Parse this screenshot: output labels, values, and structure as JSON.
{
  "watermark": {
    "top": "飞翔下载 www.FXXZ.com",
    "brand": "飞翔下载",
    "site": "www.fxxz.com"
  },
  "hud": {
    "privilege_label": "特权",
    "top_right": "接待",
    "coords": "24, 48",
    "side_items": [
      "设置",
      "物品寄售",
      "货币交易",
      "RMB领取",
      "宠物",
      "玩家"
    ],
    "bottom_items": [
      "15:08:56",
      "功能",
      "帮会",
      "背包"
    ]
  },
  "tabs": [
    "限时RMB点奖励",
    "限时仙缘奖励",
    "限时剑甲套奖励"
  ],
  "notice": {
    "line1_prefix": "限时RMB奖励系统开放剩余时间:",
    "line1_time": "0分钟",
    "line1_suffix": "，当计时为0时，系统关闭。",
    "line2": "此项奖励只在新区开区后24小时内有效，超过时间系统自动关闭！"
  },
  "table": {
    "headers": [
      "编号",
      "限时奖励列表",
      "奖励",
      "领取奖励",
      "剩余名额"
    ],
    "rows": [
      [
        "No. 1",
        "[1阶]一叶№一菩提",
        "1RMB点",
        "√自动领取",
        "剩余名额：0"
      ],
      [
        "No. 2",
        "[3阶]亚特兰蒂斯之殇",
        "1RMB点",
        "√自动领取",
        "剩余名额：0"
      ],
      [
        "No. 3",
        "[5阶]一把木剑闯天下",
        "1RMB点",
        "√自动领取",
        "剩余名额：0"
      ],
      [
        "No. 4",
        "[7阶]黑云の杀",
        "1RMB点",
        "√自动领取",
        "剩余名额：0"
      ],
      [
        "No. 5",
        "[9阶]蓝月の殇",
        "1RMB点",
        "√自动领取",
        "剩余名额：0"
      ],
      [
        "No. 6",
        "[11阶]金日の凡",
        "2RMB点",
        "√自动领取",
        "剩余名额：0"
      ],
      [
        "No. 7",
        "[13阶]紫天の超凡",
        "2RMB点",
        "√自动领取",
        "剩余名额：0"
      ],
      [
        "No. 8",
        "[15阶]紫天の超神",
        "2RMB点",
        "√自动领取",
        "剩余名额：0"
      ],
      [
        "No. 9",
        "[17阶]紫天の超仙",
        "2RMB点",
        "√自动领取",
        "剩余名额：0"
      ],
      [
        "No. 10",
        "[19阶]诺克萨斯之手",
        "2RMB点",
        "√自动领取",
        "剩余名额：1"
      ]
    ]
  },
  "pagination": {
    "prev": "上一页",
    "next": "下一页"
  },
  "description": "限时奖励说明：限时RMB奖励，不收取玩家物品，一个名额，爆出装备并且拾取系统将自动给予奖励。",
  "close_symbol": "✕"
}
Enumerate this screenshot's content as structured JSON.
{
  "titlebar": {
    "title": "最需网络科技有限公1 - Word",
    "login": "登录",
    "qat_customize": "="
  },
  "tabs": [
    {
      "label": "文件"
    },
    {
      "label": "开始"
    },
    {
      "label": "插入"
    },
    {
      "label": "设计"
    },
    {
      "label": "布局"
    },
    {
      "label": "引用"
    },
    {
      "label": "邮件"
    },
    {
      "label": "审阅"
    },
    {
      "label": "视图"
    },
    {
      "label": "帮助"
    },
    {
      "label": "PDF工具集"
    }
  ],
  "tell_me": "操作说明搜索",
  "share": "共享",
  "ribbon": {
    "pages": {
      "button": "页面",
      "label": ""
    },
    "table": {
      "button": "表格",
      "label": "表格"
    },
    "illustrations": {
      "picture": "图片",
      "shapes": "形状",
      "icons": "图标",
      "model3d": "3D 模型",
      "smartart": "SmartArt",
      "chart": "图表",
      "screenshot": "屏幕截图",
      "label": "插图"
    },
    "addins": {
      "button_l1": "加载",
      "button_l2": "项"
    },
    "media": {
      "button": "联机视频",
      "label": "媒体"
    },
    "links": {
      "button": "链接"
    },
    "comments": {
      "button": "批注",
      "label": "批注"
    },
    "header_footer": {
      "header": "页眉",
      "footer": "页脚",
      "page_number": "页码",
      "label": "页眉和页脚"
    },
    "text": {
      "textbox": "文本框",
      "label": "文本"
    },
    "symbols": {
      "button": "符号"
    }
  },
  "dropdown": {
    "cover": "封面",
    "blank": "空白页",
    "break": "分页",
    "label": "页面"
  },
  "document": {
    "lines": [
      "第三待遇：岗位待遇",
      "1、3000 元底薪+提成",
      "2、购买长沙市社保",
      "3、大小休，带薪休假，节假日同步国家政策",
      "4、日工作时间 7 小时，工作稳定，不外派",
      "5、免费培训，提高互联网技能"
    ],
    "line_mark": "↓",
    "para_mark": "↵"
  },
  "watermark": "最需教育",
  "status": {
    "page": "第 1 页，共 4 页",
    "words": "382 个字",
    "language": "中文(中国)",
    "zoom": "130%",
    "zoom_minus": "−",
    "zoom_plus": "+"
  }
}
........
Scan the material above for the string "this" and return the lines that hold it.

Parse this screenshot: output labels, values, and structure as JSON.
Enumerate this screenshot's content as structured JSON.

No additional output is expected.